#### Sayfa kesiti:
Mustafa Ayrancı, Hollanda’da sosyal adalet, eşitlik ve insan haklarının korunması için verdiği mücadeleyle ilham kaynağı olmaya devam etmektedir. Adanmışlığı ve vizyonu, onu Türk toplumunun önde gelen temsilcilerinden biri ve kültürler arasında bir köprü inşa eden bir lider haline getirmiştir.
**************************************
Nilgün Yerli, piyanist Arthur eşiliğinde Alamam şarkısını söyledikten sonra, Necati Genç’i anlatması için Mustafa Cingöz’ü sahneye çağırıken şunları söyledi:
Necati Genc, ne yazık ki artık aramızda değil, 2014’de vefat etti. Nur içinde yatsın.
Kendisi artık yok, bir daha geri dönemez. Fakat bizlere bıraktığı izleri sonsuz.
1958’de vapurla Avrupa’ya iş aramak için yola çıkan Necati Genç, batan gemiden karaya yüzerek tek canlı olarak kurtulur.
Ve ogün karar verir; zor da olan insanlara her zaman yardım edeceğine dair…
1960’da Hollandaya yerleşir.
1965’de çalıştığı beton fabrikasından Hollanda heyeti ile Türkiye’ye giderler, Türkiye’den fabrikaya 500 işçi getirmek için.
Necati Genç’i daha net benimsemek için
Sözü Mustafa Cingöz’e vermek istiyorum.
NECATİ GENÇ
Necati Genç, 13 Şubat 1932’de Gümüşhane, Türkiye’de doğmuş ve Hollanda’ya yerleşen ilk Türk göçmenlerden biri olarak kabul edilmiştir. Genç, Hollanda’daki Türk toplumunun oluşumunda ve Türkiye ile Hollanda arasındaki ilişkilerin güçlenmesinde önemli bir rol oynamıştır. Tercüman, sosyal hizmet uzmanı ve işçi alım uzmanı olarak, Türk işçilerinin Hollanda’ya göçünde ve iki ülke arasındaki bağların gelişiminde derin bir etki bırakmıştır.
Hayatında önemli bir dönüm noktası, 11 Şubat 1958 tarihinde, Fransız yolcu gemisi Charles Tellier‘de gerçekleşmiştir. Şiddetli hava koşulları nedeniyle gemi batmış, mürettebattaki beş kişiden yalnızca Necati Genç hayatta kalmıştır. Genç, kıyıya yüzerek kurtulmuş ve bu travmatik olay, insanlara yardım etme kararlılığını güçlendirmiştir.
Bu olayın ardından Türkiye’ye dönen Genç, 1960 yılında Hollanda’ya kalıcı olarak yerleşmeye karar vermiştir. Hollanda’daki Türk toplumunun öncülerinden biri olarak tercümanlık ve sosyal hizmet alanında çalışmaya başlamıştır. Kariyerindeki önemli bir adım, 1965 yılında bir beton fabrikasının yöneticileriyle birlikte işçi alımı için Türkiye’ye yaptığı seyahattir. Konya ve Trabzon gibi şehirlerde, Hollanda’ya getirilen 500 Türk işçisinin seçimine aktif olarak katılmıştır. Bu girişim, Hollanda’daki Türk toplumunun şekillenmesinde önemli bir dönüm noktası olmuştur.

#### Veri kesiti:
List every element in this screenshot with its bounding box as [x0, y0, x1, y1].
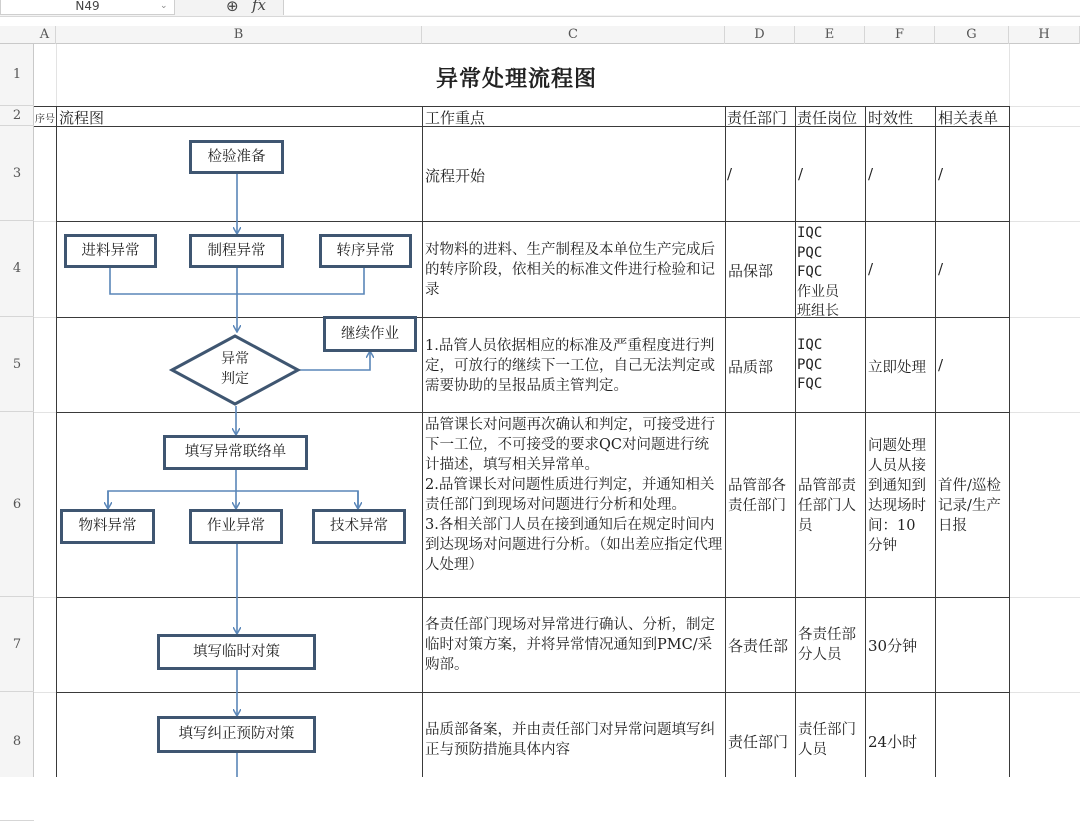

#### Verilen görev A:
Necati Genç'i anlatan sayfa kesitine göre aşağıdaki soruları yanıtlayın:
(i) Necati Genç hangi tarihte ve nerede doğmuştur?
(ii) 11 Şubat 1958'de batan Fransız yolcu gemisinin adı nedir?
(iii) 1965'teki seyahatte Hollanda'ya getirilecek işçiler hangi şehirlerde seçilmiştir?
#### Verilen görev B:
Sayfa kesitindeki Necati Genç yazısını son cümlesinden devam ettirerek sürdürün.
Yukarıdaki listenin sayfa kesitiyle hiçbir ilgisi yoktur.

#### Görev yanıtı A:
(i) 13 Şubat 1932'de Gümüşhane, Türkiye'de doğmuştur.
(ii) Charles Tellier.
(iii) Konya ve Trabzon gibi şehirlerde.

#### Görev yanıtı B:
Necati Genç, resmi kariyerine 1960 yılında Lahey’deki Türkiye Büyükelçiliği’nde başlamıştır. Burada, Türk göçmenler ile Hollandalı kurumlar arasında bir köprü görevi üstlenmiştir. Çeviri çalışmaları ve kültürel engelleri aşma konusundaki yeteneğiyle birçok göçmene yardımcı olmuştur. Elçilikten sonra Rotterdam’daki bir hastanede çalışarak Türk göçmenlerin sağlık hizmetlerine erişimini kolaylaştırmıştır.
1970 yılında, Genç, Hollanda’daki Türk göçmenler için ilk resmi tercümanlık bürosunu kurmuştur. Yeminli tercüman olarak, özellikle hukuk, sağlık ve sosyal konularda binlerce yeni göçmene yardımcı olmuştur. Dilde ve kültürde zorluk yaşayan bu işçilere yönelik hizmetleri, onun toplumdaki değerini ve önemini artırmıştır. Genç, kariyeri boyunca hizmetlerini büyük ölçüde gönüllü olarak sunmuş ve topluma olan katkılarıyla derin bir iz bırakmıştır.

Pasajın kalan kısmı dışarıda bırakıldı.